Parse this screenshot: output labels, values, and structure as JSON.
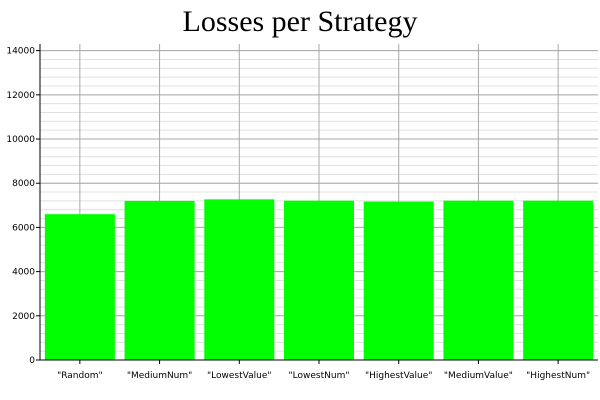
{
  "chart_data": {
    "type": "bar",
    "title": "Losses per Strategy",
    "xlabel": "",
    "ylabel": "",
    "categories": [
      "\"Random\"",
      "\"MediumNum\"",
      "\"LowestValue\"",
      "\"LowestNum\"",
      "\"HighestValue\"",
      "\"MediumValue\"",
      "\"HighestNum\""
    ],
    "values": [
      6600,
      7200,
      7270,
      7210,
      7170,
      7210,
      7210
    ],
    "ylim": [
      0,
      14300
    ],
    "yticks": [
      0,
      2000,
      4000,
      6000,
      8000,
      10000,
      12000,
      14000
    ],
    "grid": true,
    "legend": "none",
    "bar_color": "#00ff00"
  }
}
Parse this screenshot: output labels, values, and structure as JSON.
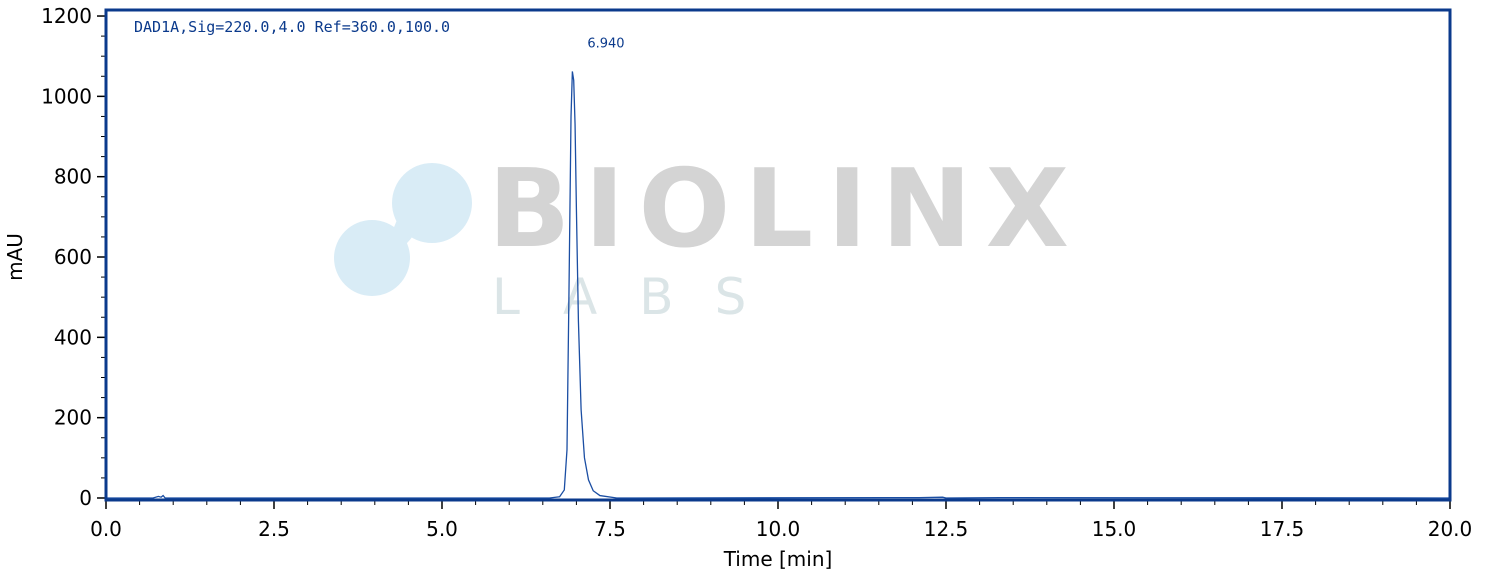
=-=-=-=-=
The task >> Print the full listing exactly, dropping the pictures.

Result of this exercise >>
Parse this screenshot: output labels, values, and structure as JSON.
{
  "chart_data": {
    "type": "bar",
    "title": "Losses per Strategy",
    "xlabel": "",
    "ylabel": "",
    "categories": [
      "\"Random\"",
      "\"MediumNum\"",
      "\"LowestValue\"",
      "\"LowestNum\"",
      "\"HighestValue\"",
      "\"MediumValue\"",
      "\"HighestNum\""
    ],
    "values": [
      6600,
      7200,
      7270,
      7210,
      7170,
      7210,
      7210
    ],
    "ylim": [
      0,
      14300
    ],
    "yticks": [
      0,
      2000,
      4000,
      6000,
      8000,
      10000,
      12000,
      14000
    ],
    "grid": true,
    "legend": "none",
    "bar_color": "#00ff00"
  }
}
Parse this screenshot: output labels, values, and structure as JSON.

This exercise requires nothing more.